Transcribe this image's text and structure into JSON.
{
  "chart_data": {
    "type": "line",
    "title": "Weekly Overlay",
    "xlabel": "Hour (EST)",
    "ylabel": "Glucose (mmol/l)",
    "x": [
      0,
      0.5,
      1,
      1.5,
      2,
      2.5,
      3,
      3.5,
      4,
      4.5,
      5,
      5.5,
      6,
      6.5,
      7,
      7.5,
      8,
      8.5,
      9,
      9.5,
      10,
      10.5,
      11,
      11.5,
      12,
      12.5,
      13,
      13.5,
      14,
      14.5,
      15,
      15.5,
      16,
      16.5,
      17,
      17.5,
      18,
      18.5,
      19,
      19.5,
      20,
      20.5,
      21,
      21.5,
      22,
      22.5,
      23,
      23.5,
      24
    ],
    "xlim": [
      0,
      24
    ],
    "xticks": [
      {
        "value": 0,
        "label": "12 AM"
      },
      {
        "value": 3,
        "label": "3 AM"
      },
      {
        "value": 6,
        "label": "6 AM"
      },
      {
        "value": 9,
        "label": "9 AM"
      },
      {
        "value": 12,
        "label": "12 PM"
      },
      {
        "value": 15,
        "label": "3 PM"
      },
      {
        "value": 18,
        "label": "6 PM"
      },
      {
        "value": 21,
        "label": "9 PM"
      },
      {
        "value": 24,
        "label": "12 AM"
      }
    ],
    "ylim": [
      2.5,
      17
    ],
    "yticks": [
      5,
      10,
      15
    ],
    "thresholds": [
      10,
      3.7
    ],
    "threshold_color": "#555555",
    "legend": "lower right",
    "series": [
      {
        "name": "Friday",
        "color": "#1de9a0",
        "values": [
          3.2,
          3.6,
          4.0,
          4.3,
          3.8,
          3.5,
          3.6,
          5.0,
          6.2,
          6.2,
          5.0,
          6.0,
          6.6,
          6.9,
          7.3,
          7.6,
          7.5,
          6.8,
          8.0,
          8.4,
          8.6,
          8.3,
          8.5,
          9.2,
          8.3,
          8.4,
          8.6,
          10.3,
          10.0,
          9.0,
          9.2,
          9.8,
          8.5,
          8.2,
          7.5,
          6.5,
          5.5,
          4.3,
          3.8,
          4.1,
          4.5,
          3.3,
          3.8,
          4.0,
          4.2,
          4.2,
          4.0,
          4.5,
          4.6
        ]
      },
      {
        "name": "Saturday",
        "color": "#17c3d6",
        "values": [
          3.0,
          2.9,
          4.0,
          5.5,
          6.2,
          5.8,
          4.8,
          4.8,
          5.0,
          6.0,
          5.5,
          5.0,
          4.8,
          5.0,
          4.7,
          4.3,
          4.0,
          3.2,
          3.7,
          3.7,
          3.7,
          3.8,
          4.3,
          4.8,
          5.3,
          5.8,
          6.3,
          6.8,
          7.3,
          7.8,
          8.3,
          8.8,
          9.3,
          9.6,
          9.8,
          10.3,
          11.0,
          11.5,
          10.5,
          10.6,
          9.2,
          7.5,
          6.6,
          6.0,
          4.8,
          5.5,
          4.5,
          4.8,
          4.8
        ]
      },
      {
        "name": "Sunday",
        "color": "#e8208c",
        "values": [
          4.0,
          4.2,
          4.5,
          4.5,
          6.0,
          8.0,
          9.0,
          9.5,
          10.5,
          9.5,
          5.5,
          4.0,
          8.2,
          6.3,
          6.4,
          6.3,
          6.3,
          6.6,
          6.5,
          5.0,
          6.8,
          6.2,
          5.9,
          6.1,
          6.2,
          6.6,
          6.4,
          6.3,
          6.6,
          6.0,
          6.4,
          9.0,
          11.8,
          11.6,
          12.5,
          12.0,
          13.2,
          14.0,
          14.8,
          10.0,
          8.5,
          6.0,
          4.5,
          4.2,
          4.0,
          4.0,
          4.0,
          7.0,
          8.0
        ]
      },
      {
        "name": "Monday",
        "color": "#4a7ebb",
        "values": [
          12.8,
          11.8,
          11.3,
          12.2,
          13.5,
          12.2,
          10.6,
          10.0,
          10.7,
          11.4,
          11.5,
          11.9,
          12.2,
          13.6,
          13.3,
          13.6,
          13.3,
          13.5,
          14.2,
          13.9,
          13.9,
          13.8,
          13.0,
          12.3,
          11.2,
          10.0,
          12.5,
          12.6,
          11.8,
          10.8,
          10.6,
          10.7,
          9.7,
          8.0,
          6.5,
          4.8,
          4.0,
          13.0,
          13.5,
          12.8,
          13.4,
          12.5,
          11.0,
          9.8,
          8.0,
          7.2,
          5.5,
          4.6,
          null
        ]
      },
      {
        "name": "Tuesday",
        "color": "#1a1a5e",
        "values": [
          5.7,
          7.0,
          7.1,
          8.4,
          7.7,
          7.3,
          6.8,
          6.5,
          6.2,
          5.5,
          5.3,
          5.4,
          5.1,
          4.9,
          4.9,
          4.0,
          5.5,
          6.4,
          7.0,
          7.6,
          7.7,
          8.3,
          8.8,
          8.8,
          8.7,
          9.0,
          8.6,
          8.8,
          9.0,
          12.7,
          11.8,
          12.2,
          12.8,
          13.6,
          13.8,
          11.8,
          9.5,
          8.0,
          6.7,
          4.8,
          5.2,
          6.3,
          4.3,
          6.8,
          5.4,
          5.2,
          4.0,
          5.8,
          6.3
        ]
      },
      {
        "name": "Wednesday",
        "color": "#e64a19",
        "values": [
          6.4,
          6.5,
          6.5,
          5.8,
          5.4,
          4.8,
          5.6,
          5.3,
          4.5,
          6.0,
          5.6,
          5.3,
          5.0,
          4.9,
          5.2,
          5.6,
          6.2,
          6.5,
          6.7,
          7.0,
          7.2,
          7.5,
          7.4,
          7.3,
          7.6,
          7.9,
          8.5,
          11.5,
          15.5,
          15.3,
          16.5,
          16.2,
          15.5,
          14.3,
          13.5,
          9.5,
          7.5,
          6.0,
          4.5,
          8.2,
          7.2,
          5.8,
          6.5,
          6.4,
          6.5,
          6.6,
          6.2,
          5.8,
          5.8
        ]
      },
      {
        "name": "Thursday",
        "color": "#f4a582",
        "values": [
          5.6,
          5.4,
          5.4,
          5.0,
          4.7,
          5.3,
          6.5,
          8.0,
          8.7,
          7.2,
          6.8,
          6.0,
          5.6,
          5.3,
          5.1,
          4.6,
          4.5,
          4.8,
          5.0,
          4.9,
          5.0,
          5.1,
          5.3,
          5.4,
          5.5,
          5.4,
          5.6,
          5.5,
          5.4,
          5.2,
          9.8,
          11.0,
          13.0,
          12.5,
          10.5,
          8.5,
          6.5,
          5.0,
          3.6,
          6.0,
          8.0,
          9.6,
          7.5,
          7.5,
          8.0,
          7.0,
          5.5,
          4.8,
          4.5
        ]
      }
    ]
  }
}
--*--
● **What you are asked to do**:
Nothing should be left out: repeat all of the data exactly.

● **Problem solution**:
Transcribe this image's text and structure into JSON.
{
  "chart_data": {
    "type": "line",
    "title": "Weekly Overlay",
    "xlabel": "Hour (EST)",
    "ylabel": "Glucose (mmol/l)",
    "x": [
      0,
      0.5,
      1,
      1.5,
      2,
      2.5,
      3,
      3.5,
      4,
      4.5,
      5,
      5.5,
      6,
      6.5,
      7,
      7.5,
      8,
      8.5,
      9,
      9.5,
      10,
      10.5,
      11,
      11.5,
      12,
      12.5,
      13,
      13.5,
      14,
      14.5,
      15,
      15.5,
      16,
      16.5,
      17,
      17.5,
      18,
      18.5,
      19,
      19.5,
      20,
      20.5,
      21,
      21.5,
      22,
      22.5,
      23,
      23.5,
      24
    ],
    "xlim": [
      0,
      24
    ],
    "xticks": [
      {
        "value": 0,
        "label": "12 AM"
      },
      {
        "value": 3,
        "label": "3 AM"
      },
      {
        "value": 6,
        "label": "6 AM"
      },
      {
        "value": 9,
        "label": "9 AM"
      },
      {
        "value": 12,
        "label": "12 PM"
      },
      {
        "value": 15,
        "label": "3 PM"
      },
      {
        "value": 18,
        "label": "6 PM"
      },
      {
        "value": 21,
        "label": "9 PM"
      },
      {
        "value": 24,
        "label": "12 AM"
      }
    ],
    "ylim": [
      2.5,
      17
    ],
    "yticks": [
      5,
      10,
      15
    ],
    "thresholds": [
      10,
      3.7
    ],
    "threshold_color": "#555555",
    "legend": "lower right",
    "series": [
      {
        "name": "Friday",
        "color": "#1de9a0",
        "values": [
          3.2,
          3.6,
          4.0,
          4.3,
          3.8,
          3.5,
          3.6,
          5.0,
          6.2,
          6.2,
          5.0,
          6.0,
          6.6,
          6.9,
          7.3,
          7.6,
          7.5,
          6.8,
          8.0,
          8.4,
          8.6,
          8.3,
          8.5,
          9.2,
          8.3,
          8.4,
          8.6,
          10.3,
          10.0,
          9.0,
          9.2,
          9.8,
          8.5,
          8.2,
          7.5,
          6.5,
          5.5,
          4.3,
          3.8,
          4.1,
          4.5,
          3.3,
          3.8,
          4.0,
          4.2,
          4.2,
          4.0,
          4.5,
          4.6
        ]
      },
      {
        "name": "Saturday",
        "color": "#17c3d6",
        "values": [
          3.0,
          2.9,
          4.0,
          5.5,
          6.2,
          5.8,
          4.8,
          4.8,
          5.0,
          6.0,
          5.5,
          5.0,
          4.8,
          5.0,
          4.7,
          4.3,
          4.0,
          3.2,
          3.7,
          3.7,
          3.7,
          3.8,
          4.3,
          4.8,
          5.3,
          5.8,
          6.3,
          6.8,
          7.3,
          7.8,
          8.3,
          8.8,
          9.3,
          9.6,
          9.8,
          10.3,
          11.0,
          11.5,
          10.5,
          10.6,
          9.2,
          7.5,
          6.6,
          6.0,
          4.8,
          5.5,
          4.5,
          4.8,
          4.8
        ]
      },
      {
        "name": "Sunday",
        "color": "#e8208c",
        "values": [
          4.0,
          4.2,
          4.5,
          4.5,
          6.0,
          8.0,
          9.0,
          9.5,
          10.5,
          9.5,
          5.5,
          4.0,
          8.2,
          6.3,
          6.4,
          6.3,
          6.3,
          6.6,
          6.5,
          5.0,
          6.8,
          6.2,
          5.9,
          6.1,
          6.2,
          6.6,
          6.4,
          6.3,
          6.6,
          6.0,
          6.4,
          9.0,
          11.8,
          11.6,
          12.5,
          12.0,
          13.2,
          14.0,
          14.8,
          10.0,
          8.5,
          6.0,
          4.5,
          4.2,
          4.0,
          4.0,
          4.0,
          7.0,
          8.0
        ]
      },
      {
        "name": "Monday",
        "color": "#4a7ebb",
        "values": [
          12.8,
          11.8,
          11.3,
          12.2,
          13.5,
          12.2,
          10.6,
          10.0,
          10.7,
          11.4,
          11.5,
          11.9,
          12.2,
          13.6,
          13.3,
          13.6,
          13.3,
          13.5,
          14.2,
          13.9,
          13.9,
          13.8,
          13.0,
          12.3,
          11.2,
          10.0,
          12.5,
          12.6,
          11.8,
          10.8,
          10.6,
          10.7,
          9.7,
          8.0,
          6.5,
          4.8,
          4.0,
          13.0,
          13.5,
          12.8,
          13.4,
          12.5,
          11.0,
          9.8,
          8.0,
          7.2,
          5.5,
          4.6,
          null
        ]
      },
      {
        "name": "Tuesday",
        "color": "#1a1a5e",
        "values": [
          5.7,
          7.0,
          7.1,
          8.4,
          7.7,
          7.3,
          6.8,
          6.5,
          6.2,
          5.5,
          5.3,
          5.4,
          5.1,
          4.9,
          4.9,
          4.0,
          5.5,
          6.4,
          7.0,
          7.6,
          7.7,
          8.3,
          8.8,
          8.8,
          8.7,
          9.0,
          8.6,
          8.8,
          9.0,
          12.7,
          11.8,
          12.2,
          12.8,
          13.6,
          13.8,
          11.8,
          9.5,
          8.0,
          6.7,
          4.8,
          5.2,
          6.3,
          4.3,
          6.8,
          5.4,
          5.2,
          4.0,
          5.8,
          6.3
        ]
      },
      {
        "name": "Wednesday",
        "color": "#e64a19",
        "values": [
          6.4,
          6.5,
          6.5,
          5.8,
          5.4,
          4.8,
          5.6,
          5.3,
          4.5,
          6.0,
          5.6,
          5.3,
          5.0,
          4.9,
          5.2,
          5.6,
          6.2,
          6.5,
          6.7,
          7.0,
          7.2,
          7.5,
          7.4,
          7.3,
          7.6,
          7.9,
          8.5,
          11.5,
          15.5,
          15.3,
          16.5,
          16.2,
          15.5,
          14.3,
          13.5,
          9.5,
          7.5,
          6.0,
          4.5,
          8.2,
          7.2,
          5.8,
          6.5,
          6.4,
          6.5,
          6.6,
          6.2,
          5.8,
          5.8
        ]
      },
      {
        "name": "Thursday",
        "color": "#f4a582",
        "values": [
          5.6,
          5.4,
          5.4,
          5.0,
          4.7,
          5.3,
          6.5,
          8.0,
          8.7,
          7.2,
          6.8,
          6.0,
          5.6,
          5.3,
          5.1,
          4.6,
          4.5,
          4.8,
          5.0,
          4.9,
          5.0,
          5.1,
          5.3,
          5.4,
          5.5,
          5.4,
          5.6,
          5.5,
          5.4,
          5.2,
          9.8,
          11.0,
          13.0,
          12.5,
          10.5,
          8.5,
          6.5,
          5.0,
          3.6,
          6.0,
          8.0,
          9.6,
          7.5,
          7.5,
          8.0,
          7.0,
          5.5,
          4.8,
          4.5
        ]
      }
    ]
  }
}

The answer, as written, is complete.